_Recorded data_

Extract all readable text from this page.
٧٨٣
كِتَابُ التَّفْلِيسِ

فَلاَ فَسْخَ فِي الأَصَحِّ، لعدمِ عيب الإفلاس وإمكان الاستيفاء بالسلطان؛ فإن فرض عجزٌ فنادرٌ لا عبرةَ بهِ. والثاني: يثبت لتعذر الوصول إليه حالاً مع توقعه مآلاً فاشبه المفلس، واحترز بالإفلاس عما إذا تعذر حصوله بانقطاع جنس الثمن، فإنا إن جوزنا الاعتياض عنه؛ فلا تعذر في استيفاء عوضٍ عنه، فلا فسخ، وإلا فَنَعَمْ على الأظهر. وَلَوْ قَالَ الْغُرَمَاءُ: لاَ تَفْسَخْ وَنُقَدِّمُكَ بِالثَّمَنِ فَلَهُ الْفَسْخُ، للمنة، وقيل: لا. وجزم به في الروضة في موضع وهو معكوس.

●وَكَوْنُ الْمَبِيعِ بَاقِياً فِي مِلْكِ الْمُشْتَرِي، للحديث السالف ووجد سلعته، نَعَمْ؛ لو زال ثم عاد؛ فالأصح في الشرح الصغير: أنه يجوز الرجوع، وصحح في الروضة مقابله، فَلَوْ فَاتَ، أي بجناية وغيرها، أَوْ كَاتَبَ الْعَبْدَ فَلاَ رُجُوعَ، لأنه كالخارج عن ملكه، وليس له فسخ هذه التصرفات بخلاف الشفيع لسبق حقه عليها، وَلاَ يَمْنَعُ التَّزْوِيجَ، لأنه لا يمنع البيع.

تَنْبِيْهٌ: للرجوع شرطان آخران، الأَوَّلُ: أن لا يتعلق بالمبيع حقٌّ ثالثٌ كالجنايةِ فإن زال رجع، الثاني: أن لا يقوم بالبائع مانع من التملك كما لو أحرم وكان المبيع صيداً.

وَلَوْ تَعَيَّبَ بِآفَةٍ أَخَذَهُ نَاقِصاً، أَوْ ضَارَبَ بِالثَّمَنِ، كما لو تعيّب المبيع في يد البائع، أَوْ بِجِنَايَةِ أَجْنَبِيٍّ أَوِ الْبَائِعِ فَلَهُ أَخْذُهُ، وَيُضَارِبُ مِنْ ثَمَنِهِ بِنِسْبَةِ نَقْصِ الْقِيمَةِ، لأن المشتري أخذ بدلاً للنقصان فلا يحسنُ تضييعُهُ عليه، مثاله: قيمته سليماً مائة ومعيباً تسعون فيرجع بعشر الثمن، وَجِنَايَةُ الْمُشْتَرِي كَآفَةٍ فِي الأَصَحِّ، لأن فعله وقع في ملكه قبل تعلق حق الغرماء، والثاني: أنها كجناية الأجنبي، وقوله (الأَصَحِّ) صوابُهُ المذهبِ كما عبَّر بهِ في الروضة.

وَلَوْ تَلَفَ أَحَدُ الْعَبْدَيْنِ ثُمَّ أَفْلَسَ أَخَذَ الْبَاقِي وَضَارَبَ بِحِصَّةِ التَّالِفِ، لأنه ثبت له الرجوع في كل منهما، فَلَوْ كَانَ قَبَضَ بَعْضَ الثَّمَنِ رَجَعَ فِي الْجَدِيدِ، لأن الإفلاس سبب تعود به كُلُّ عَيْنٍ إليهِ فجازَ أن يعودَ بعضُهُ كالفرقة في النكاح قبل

* * *

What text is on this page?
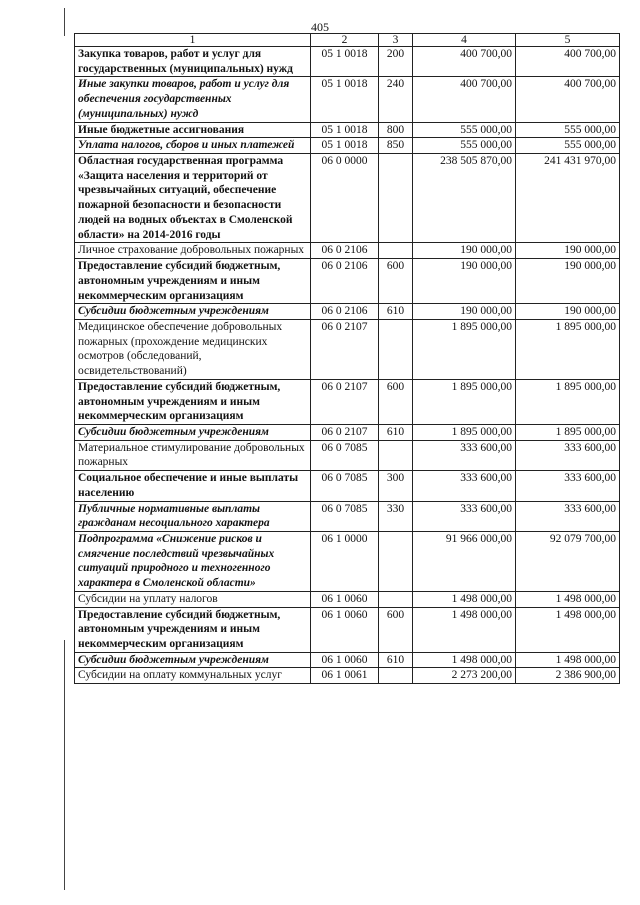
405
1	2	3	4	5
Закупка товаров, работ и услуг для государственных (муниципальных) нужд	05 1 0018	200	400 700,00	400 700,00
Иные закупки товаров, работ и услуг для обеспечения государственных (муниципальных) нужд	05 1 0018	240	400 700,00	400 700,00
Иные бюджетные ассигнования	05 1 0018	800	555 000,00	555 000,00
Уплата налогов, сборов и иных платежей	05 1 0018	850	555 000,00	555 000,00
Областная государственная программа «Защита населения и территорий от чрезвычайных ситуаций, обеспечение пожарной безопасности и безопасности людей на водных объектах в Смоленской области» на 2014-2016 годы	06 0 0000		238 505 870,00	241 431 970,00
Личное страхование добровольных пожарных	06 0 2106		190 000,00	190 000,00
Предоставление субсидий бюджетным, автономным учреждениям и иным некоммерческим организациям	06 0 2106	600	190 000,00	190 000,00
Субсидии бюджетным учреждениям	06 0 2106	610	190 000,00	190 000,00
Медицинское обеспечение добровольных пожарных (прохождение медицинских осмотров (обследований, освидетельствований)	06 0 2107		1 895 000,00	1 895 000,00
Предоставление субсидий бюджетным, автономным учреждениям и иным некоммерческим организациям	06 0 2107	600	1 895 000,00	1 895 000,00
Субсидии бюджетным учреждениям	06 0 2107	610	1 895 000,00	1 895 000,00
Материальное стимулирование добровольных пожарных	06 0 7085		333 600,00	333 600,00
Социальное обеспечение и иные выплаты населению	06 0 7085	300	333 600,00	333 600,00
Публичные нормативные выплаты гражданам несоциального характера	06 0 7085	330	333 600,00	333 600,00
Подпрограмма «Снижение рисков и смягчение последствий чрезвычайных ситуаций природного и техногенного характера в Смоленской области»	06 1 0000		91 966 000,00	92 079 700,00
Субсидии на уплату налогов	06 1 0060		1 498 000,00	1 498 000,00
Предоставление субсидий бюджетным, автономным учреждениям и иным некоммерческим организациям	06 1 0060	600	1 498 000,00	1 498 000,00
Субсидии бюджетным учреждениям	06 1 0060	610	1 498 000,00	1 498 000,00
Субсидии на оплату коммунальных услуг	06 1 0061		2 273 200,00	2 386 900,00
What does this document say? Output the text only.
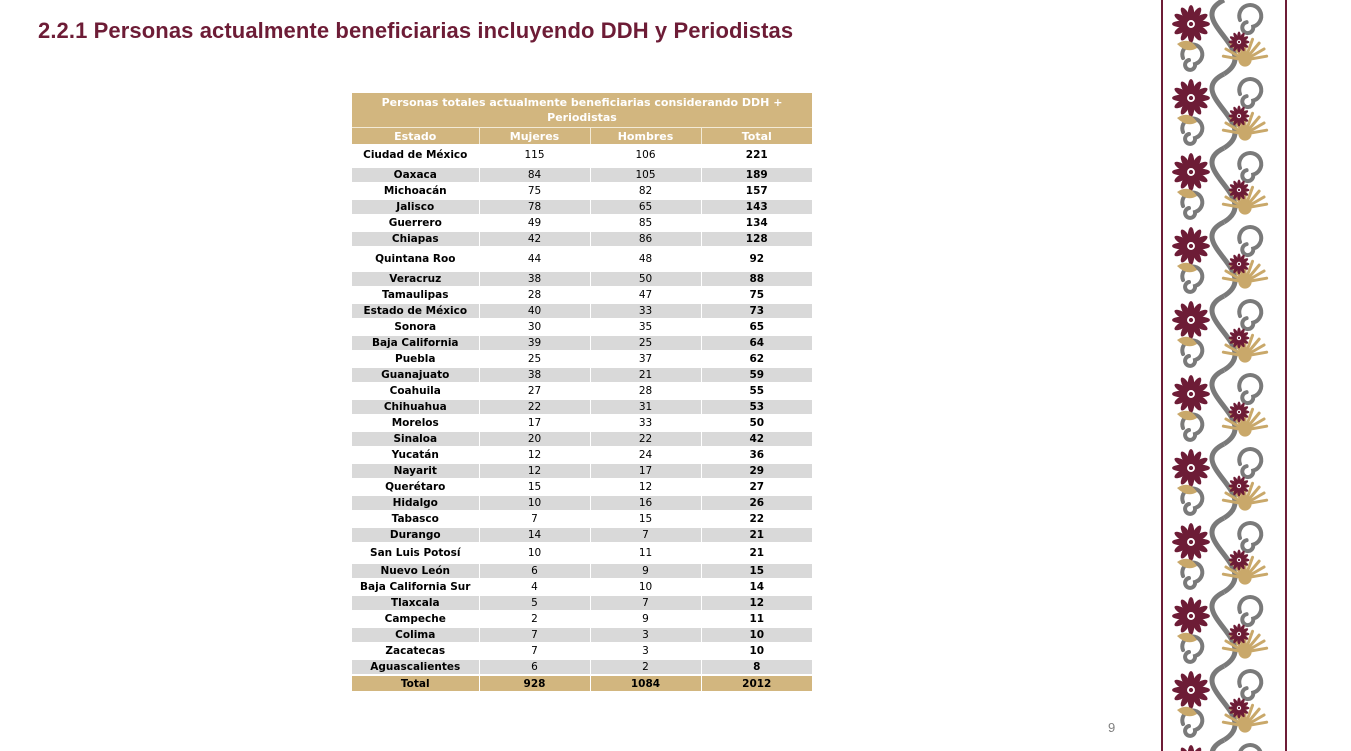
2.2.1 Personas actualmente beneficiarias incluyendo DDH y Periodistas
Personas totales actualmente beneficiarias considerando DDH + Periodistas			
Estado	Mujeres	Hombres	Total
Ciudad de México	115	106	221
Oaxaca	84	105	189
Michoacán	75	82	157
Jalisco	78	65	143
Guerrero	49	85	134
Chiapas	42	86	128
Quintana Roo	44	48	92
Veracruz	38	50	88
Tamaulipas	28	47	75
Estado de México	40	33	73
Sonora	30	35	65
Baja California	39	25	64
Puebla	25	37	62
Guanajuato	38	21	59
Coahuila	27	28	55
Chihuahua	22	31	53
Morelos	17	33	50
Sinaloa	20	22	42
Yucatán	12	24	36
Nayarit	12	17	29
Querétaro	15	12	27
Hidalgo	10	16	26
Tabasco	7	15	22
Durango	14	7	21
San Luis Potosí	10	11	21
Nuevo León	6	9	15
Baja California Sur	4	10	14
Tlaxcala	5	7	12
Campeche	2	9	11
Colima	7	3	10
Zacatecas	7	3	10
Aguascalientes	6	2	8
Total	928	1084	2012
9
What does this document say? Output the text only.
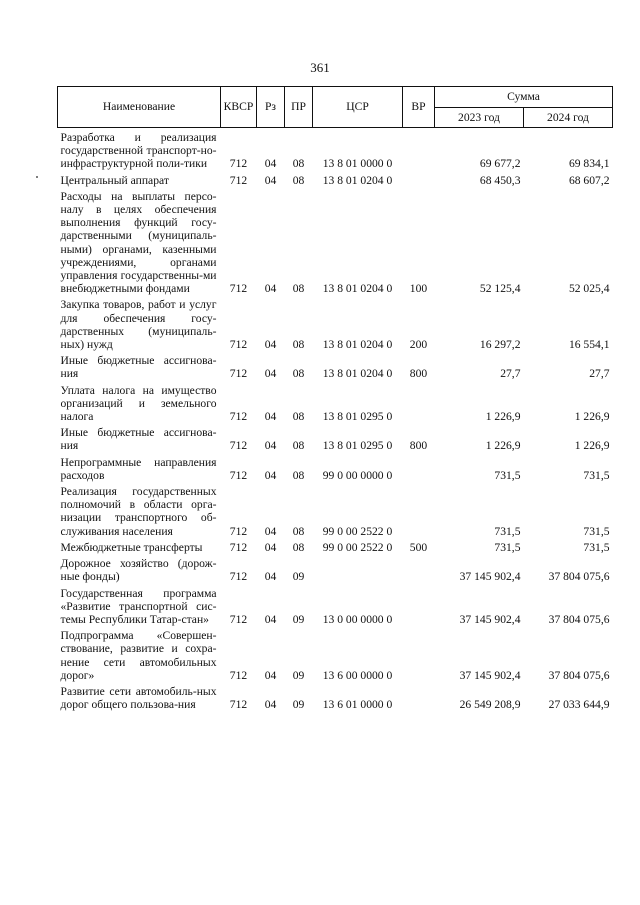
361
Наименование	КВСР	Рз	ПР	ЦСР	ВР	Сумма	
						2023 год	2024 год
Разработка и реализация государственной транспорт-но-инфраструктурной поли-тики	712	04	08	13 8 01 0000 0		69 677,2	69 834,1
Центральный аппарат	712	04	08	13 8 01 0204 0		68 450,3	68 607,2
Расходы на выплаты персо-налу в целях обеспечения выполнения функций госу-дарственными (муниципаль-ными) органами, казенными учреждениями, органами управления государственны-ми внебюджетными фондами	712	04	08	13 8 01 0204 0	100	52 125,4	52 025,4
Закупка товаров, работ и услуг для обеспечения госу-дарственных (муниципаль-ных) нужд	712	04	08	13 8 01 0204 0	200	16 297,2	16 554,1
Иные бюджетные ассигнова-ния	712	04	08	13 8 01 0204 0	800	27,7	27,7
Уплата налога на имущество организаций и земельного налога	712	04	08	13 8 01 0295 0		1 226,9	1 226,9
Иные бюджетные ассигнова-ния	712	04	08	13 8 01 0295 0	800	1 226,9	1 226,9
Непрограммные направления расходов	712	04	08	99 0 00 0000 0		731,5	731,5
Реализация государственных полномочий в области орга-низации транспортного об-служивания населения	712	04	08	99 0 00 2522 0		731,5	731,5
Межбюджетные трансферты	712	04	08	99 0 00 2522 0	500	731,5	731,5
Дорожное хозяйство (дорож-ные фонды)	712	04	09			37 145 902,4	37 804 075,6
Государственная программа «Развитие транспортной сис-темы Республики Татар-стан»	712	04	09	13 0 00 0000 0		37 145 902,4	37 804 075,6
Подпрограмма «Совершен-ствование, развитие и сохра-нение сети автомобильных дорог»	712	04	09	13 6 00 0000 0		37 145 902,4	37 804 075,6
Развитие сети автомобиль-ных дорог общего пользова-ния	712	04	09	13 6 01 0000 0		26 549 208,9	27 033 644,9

_JOB_
Locate the word "чрезвычайных" in the records above, and return each line that has it.

_RESPONSE TO THIS TASK_
Областная государственная программа «Защита населения и территорий от чрезвычайных ситуаций, обеспечение пожарной безопасности и безопасности людей на водных объектах в Смоленской области» на 2014-2016 годы	06 0 0000		238 505 870,00	241 431 970,00
Подпрограмма «Снижение рисков и смягчение последствий чрезвычайных ситуаций природного и техногенного характера в Смоленской области»	06 1 0000		91 966 000,00	92 079 700,00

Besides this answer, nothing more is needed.